有一个比较好的方法是数据按传感器ID进行哈希分布,例如每张分区表负责1万个传感器ID。在查询在线数时,并发的查询所有的分区表,从而降低RT。
优化方法2 subquery
如果传感器ID有另一张表来维护,则可以使用SUB QUERY来优化本例。
create table a(id int primary key); -- id 为传感器ID
create table b(
aid int, -- 传感器ID
crt_time timestamp, -- 上报时间
val numeric -- 上报的VALUE
);
create index idx_b_1 on b(aid, crt_time desc); -- 索引
写入100001个传感器ID,写入1亿传感器上报的数据。
insert into a select generate_series(0,100000);
insert into b select random()*100000, clock_timestamp(), random() from generate_series(1,100000000);
使用sub query查询每个传感器ID的最后一个VALUE。
select (t.b).aid,(t.b).val,(t.b).crt_time
from
(
select (select b from b where b.aid=a.id order by crt_time desc limit 1) -- sub query, 循环若干次,若干=a的记录数。取出最后一个VALUE。
from a limit 1000000000 -- 这个不加的话有点问题,可能是个BUG,已反馈给社区。
) t
where (t.b).aid is not null; -- 取出b表中已上报的记录.
如果要取某个时间段内的,传感器的最后一条记录。
select (t.b).aid,(t.b).val,(t.b).crt_time
from
(
select
(
select b from b
where b.aid=a.id
and b.crt_time between ? and ? -- 限定时间区间
order by crt_time desc limit 1
) -- sub query, 循环若干次,若干=a的记录数。取出最后一个VALUE。
from a limit 1000000000 -- 这个不加的话有点问题,可能是个BUG,已反馈给社区。
) t
where (t.b).aid is not null; -- 取出b表中已上报的记录.
耗时举例1
explain (analyze,verbose,timing,costs,buffers) select (t.b).aid,(t.b).val,(t.b).crt_time
from
(
select (select b from b where b.aid=a.id order by crt_time desc limit 1) -- sub query, 循环若干次,若干=a的记录数。取出最后一个VALUE。
from a limit 1000000000 -- 这个不加的话有点问题,可能是个BUG,已反馈给社区。

所给资料 ▸
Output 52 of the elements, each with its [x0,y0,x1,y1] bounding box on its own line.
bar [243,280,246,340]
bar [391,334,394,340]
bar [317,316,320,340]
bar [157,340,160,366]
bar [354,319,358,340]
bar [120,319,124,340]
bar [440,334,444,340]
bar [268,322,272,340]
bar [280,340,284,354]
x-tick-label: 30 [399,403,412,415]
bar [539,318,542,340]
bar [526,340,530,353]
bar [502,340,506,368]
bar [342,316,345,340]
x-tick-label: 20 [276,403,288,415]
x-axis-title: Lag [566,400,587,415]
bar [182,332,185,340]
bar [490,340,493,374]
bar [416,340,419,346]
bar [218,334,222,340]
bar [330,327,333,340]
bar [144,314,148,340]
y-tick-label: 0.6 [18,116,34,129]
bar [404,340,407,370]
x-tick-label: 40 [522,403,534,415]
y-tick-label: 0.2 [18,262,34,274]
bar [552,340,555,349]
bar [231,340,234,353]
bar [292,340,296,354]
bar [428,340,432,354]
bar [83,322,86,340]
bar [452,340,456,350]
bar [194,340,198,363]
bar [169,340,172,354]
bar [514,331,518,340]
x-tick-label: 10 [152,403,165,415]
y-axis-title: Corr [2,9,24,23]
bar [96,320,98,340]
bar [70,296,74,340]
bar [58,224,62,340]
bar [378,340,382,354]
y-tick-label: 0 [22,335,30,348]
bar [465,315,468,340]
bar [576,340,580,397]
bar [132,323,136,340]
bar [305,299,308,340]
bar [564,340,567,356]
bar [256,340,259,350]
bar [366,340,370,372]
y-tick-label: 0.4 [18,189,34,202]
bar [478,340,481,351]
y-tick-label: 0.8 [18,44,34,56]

练习要求 ▸
请把原文摘录中从“insert into a”起一直到“如果要取某个时间段内的,传感器的最后一条记录。”为止的全部内容一字不差地重新写出来。 上述列表与本练习无关。

结果如下 ▸
insert into a select generate_series(0,100000);
insert into b select random()*100000, clock_timestamp(), random() from generate_series(1,100000000);
使用sub query查询每个传感器ID的最后一个VALUE。
select (t.b).aid,(t.b).val,(t.b).crt_time
from
(
select (select b from b where b.aid=a.id order by crt_time desc limit 1) -- sub query, 循环若干次,若干=a的记录数。取出最后一个VALUE。
from a limit 1000000000 -- 这个不加的话有点问题,可能是个BUG,已反馈给社区。
) t
where (t.b).aid is not null; -- 取出b表中已上报的记录.
如果要取某个时间段内的,传感器的最后一条记录。